## Records supplied
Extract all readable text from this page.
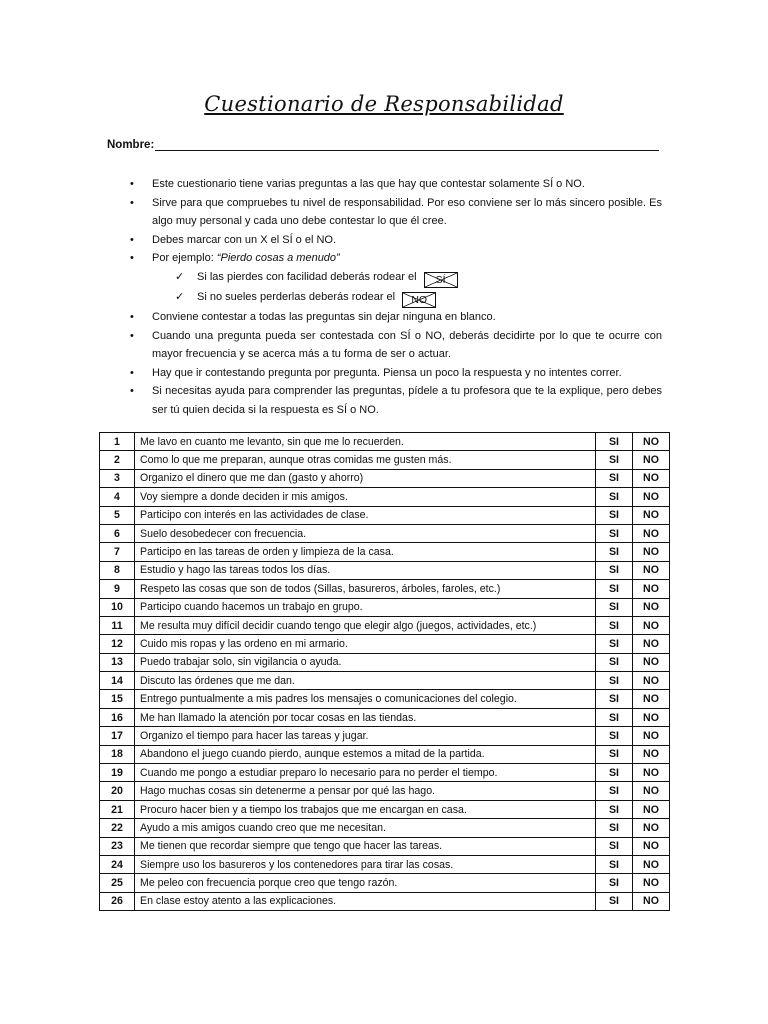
Cuestionario de Responsabilidad
Nombre:
• Este cuestionario tiene varias preguntas a las que hay que contestar solamente SÍ o NO.
• Sirve para que compruebes tu nivel de responsabilidad. Por eso conviene ser lo más sincero posible. Es algo muy personal y cada uno debe contestar lo que él cree.
• Debes marcar con un X el SÍ o el NO.
• Por ejemplo: “Pierdo cosas a menudo”
✓ Si las pierdes con facilidad deberás rodear el SÍ
✓ Si no sueles perderlas deberás rodear el NO
• Conviene contestar a todas las preguntas sin dejar ninguna en blanco.
• Cuando una pregunta pueda ser contestada con SÍ o NO, deberás decidirte por lo que te ocurre con mayor frecuencia y se acerca más a tu forma de ser o actuar.
• Hay que ir contestando pregunta por pregunta. Piensa un poco la respuesta y no intentes correr.
• Si necesitas ayuda para comprender las preguntas, pídele a tu profesora que te la explique, pero debes ser tú quien decida si la respuesta es SÍ o NO.
1	Me lavo en cuanto me levanto, sin que me lo recuerden.	SI	NO
2	Como lo que me preparan, aunque otras comidas me gusten más.	SI	NO
3	Organizo el dinero que me dan (gasto y ahorro)	SI	NO
4	Voy siempre a donde deciden ir mis amigos.	SI	NO
5	Participo con interés en las actividades de clase.	SI	NO
6	Suelo desobedecer con frecuencia.	SI	NO
7	Participo en las tareas de orden y limpieza de la casa.	SI	NO
8	Estudio y hago las tareas todos los días.	SI	NO
9	Respeto las cosas que son de todos (Sillas, basureros, árboles, faroles, etc.)	SI	NO
10	Participo cuando hacemos un trabajo en grupo.	SI	NO
11	Me resulta muy difícil decidir cuando tengo que elegir algo (juegos, actividades, etc.)	SI	NO
12	Cuido mis ropas y las ordeno en mi armario.	SI	NO
13	Puedo trabajar solo, sin vigilancia o ayuda.	SI	NO
14	Discuto las órdenes que me dan.	SI	NO
15	Entrego puntualmente a mis padres los mensajes o comunicaciones del colegio.	SI	NO
16	Me han llamado la atención por tocar cosas en las tiendas.	SI	NO
17	Organizo el tiempo para hacer las tareas y jugar.	SI	NO
18	Abandono el juego cuando pierdo, aunque estemos a mitad de la partida.	SI	NO
19	Cuando me pongo a estudiar preparo lo necesario para no perder el tiempo.	SI	NO
20	Hago muchas cosas sin detenerme a pensar por qué las hago.	SI	NO
21	Procuro hacer bien y a tiempo los trabajos que me encargan en casa.	SI	NO
22	Ayudo a mis amigos cuando creo que me necesitan.	SI	NO
23	Me tienen que recordar siempre que tengo que hacer las tareas.	SI	NO
24	Siempre uso los basureros y los contenedores para tirar las cosas.	SI	NO
25	Me peleo con frecuencia porque creo que tengo razón.	SI	NO
26	En clase estoy atento a las explicaciones.	SI	NO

## Direction
Your answer should be a single number: the count of lines in these records that hold the string "hago".

## Complete answer
2